Read the lines below. Copy out any that hold the string "elinympäristön".

[Saved entries]

* * * *

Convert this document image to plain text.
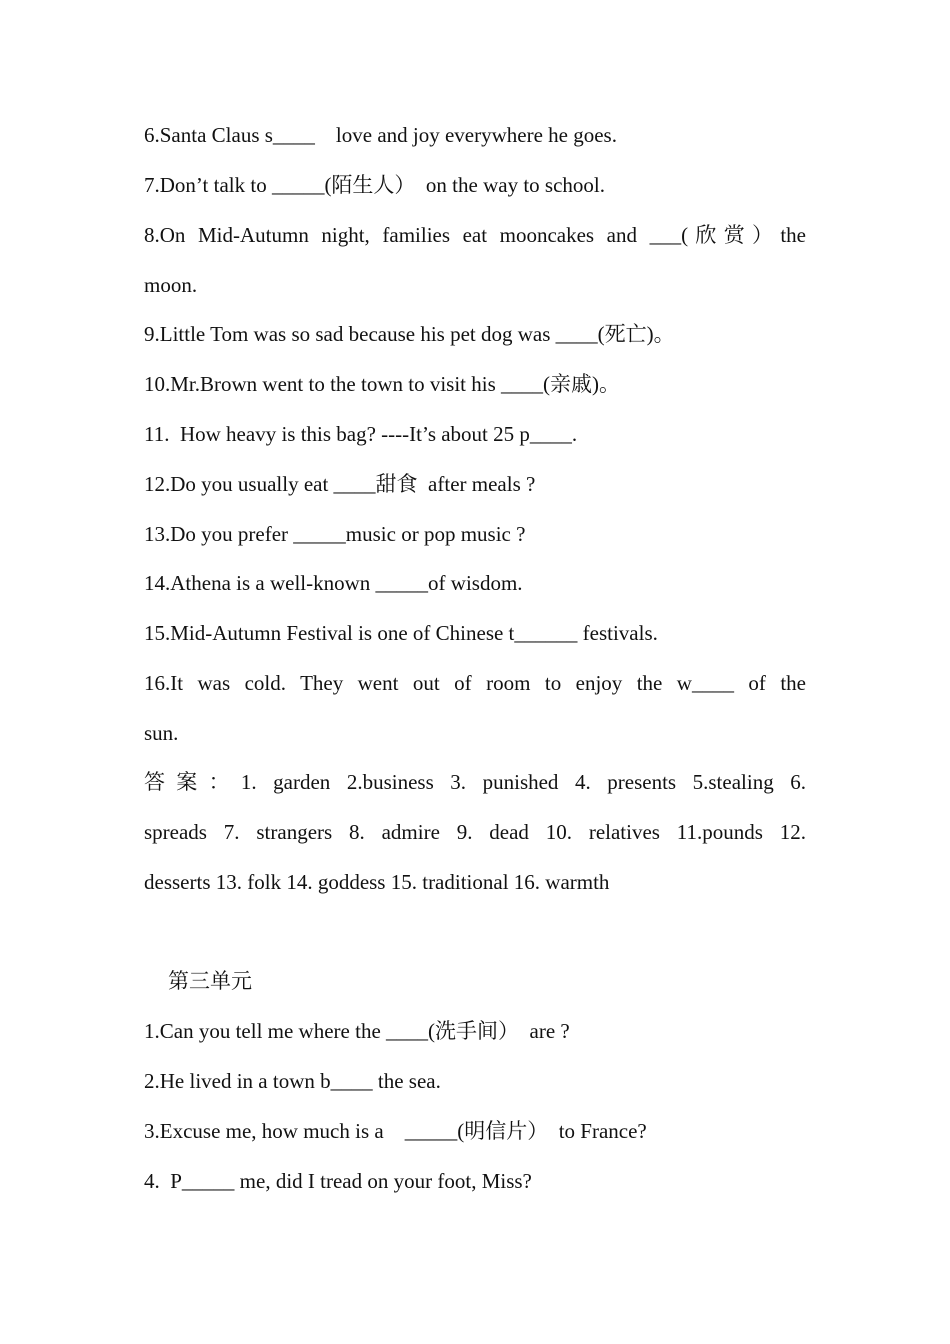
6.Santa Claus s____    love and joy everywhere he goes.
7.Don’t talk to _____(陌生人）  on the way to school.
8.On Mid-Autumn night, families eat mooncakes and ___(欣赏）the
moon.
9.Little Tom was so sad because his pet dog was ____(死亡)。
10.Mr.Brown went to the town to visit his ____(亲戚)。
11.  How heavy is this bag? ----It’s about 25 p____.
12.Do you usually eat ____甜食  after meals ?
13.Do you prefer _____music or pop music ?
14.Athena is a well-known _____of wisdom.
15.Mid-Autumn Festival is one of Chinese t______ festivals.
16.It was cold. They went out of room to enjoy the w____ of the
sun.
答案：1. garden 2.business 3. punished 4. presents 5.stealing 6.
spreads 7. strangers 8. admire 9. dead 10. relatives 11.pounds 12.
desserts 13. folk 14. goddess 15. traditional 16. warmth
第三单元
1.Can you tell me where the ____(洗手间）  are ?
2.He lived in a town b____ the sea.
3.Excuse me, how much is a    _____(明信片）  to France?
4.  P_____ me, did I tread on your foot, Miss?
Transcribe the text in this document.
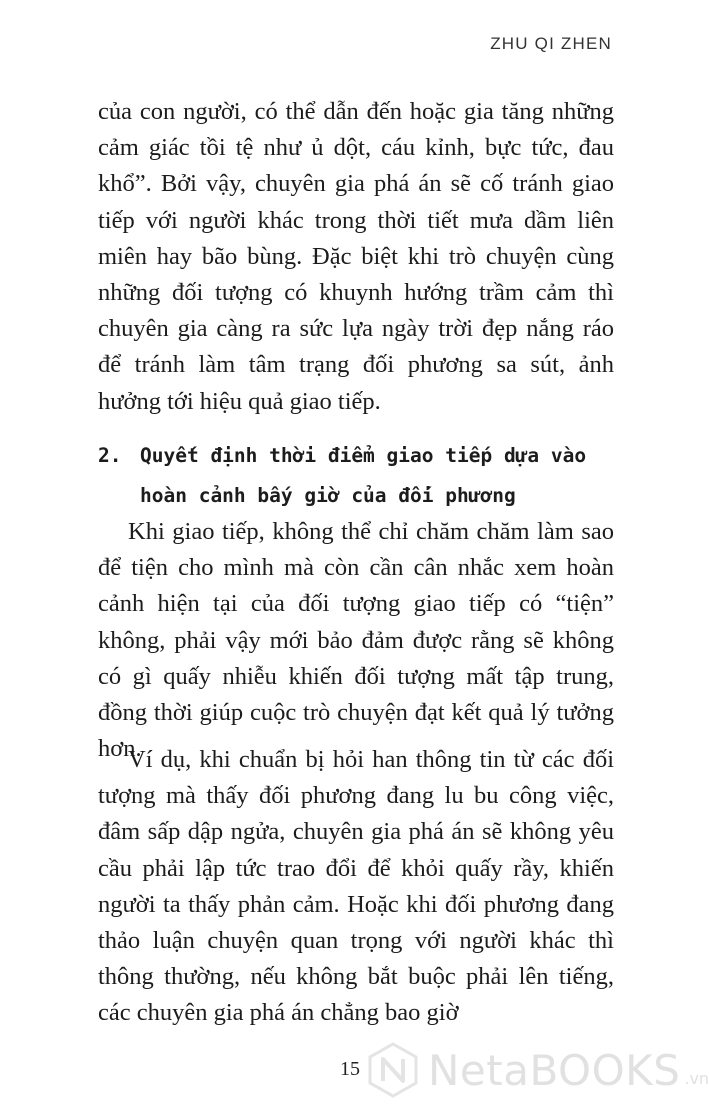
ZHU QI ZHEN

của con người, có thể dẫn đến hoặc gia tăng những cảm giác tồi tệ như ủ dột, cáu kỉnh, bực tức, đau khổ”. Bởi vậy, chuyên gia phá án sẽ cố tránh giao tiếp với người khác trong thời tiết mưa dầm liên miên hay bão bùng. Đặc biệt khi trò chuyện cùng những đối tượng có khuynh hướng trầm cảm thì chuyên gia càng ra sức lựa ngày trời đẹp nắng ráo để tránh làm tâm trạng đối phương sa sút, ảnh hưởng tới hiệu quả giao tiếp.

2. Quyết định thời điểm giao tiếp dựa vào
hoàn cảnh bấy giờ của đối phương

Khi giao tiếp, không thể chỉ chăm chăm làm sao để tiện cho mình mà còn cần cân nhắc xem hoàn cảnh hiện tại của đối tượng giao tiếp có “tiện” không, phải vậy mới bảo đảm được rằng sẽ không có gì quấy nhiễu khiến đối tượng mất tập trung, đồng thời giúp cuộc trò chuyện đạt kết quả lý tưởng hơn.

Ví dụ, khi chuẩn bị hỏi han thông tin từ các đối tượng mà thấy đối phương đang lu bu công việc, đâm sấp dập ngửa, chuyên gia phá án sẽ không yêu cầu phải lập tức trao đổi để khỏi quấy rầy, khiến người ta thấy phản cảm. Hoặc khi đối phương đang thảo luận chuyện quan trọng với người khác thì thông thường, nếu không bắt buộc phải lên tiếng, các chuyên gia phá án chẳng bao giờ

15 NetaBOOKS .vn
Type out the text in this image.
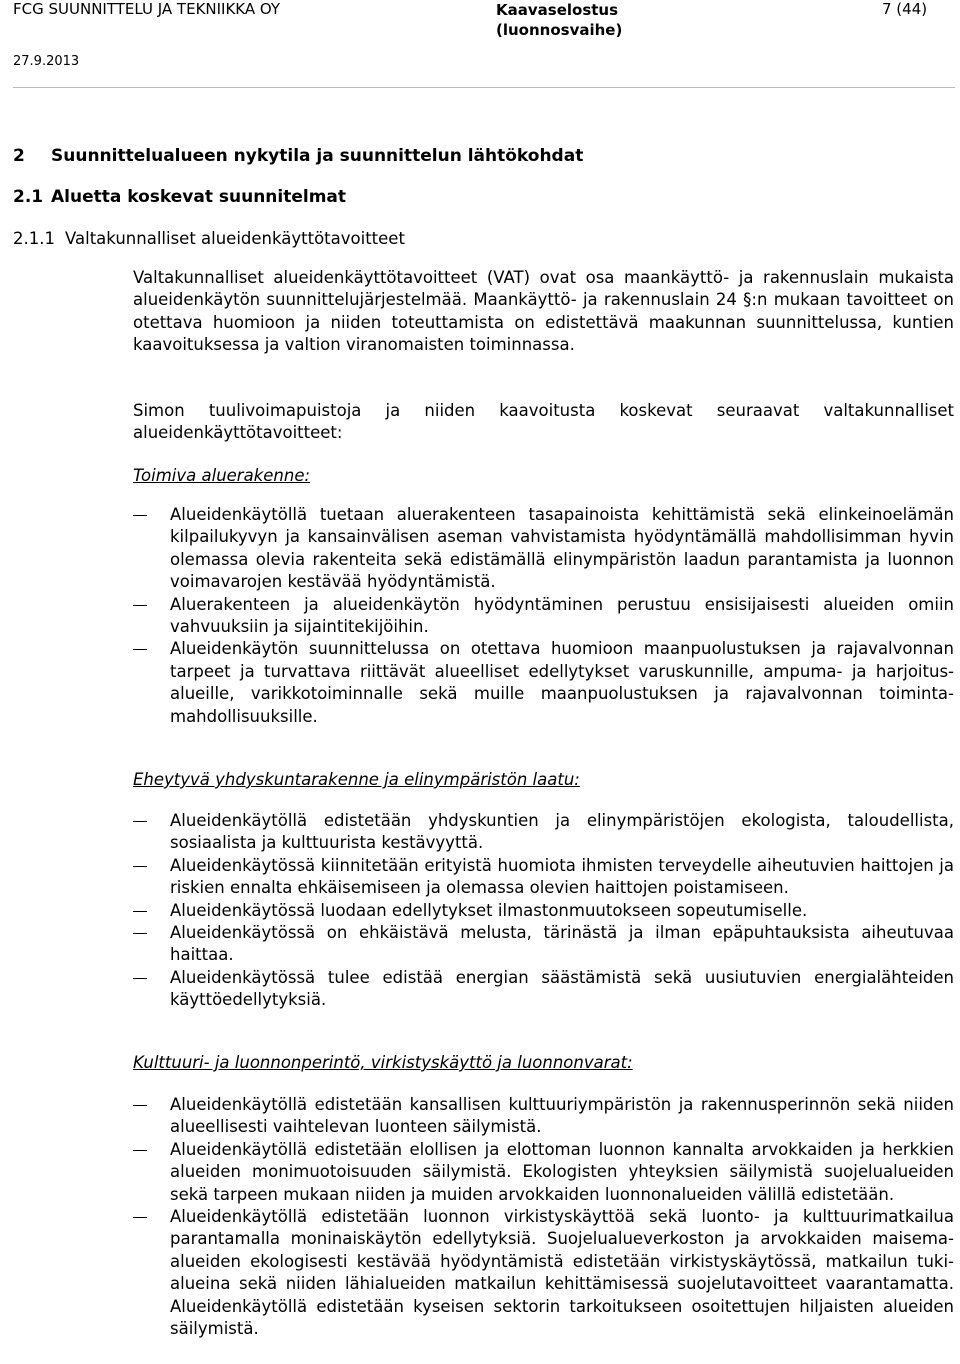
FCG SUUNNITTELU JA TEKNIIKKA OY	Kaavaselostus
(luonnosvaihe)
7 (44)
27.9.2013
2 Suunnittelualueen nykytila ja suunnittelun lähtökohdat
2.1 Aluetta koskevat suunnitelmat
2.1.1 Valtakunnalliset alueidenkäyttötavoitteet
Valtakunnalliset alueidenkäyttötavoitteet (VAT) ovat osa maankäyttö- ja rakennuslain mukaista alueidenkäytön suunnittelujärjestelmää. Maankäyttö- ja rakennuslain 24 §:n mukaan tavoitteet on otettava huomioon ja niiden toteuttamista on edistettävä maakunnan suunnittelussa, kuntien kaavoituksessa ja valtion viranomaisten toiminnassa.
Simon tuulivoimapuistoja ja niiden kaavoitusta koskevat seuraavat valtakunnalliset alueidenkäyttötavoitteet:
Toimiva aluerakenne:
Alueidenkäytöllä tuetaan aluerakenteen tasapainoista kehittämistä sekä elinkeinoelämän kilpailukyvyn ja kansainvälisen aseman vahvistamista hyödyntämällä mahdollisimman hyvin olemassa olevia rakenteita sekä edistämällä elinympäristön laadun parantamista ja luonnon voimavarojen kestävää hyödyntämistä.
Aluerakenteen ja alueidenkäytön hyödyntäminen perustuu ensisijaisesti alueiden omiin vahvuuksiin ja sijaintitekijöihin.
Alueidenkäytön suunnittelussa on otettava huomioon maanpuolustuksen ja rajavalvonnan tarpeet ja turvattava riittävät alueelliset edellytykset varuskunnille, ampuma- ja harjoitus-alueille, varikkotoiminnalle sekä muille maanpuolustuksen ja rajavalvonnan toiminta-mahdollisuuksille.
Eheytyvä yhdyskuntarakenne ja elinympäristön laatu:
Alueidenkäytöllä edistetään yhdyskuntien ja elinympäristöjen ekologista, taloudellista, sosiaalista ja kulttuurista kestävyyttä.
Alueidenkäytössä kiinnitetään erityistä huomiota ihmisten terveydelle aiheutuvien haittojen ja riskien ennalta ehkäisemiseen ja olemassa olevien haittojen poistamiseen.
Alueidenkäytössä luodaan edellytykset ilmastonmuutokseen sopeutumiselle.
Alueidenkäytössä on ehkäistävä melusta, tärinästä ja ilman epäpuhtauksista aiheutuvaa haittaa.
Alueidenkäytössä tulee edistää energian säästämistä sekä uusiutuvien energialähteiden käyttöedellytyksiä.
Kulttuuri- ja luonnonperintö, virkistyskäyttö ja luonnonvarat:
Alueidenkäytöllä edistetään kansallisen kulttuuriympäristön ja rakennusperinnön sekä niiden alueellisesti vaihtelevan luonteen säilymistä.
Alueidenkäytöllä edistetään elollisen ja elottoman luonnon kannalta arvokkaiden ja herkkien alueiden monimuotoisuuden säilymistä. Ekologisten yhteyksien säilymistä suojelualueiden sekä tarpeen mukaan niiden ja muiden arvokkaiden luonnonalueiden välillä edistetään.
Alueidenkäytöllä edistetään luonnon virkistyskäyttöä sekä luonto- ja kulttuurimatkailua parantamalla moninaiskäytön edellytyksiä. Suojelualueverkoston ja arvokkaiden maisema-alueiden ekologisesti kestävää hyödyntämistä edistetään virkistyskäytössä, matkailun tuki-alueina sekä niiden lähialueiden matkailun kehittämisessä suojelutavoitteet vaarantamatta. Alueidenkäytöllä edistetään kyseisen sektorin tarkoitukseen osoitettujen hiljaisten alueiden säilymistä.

* * * *

**Solution for this problem**
Alueidenkäytöllä tuetaan aluerakenteen tasapainoista kehittämistä sekä elinkeinoelämän kilpailukyvyn ja kansainvälisen aseman vahvistamista hyödyntämällä mahdollisimman hyvin olemassa olevia rakenteita sekä edistämällä elinympäristön laadun parantamista ja luonnon voimavarojen kestävää hyödyntämistä.
Eheytyvä yhdyskuntarakenne ja elinympäristön laatu:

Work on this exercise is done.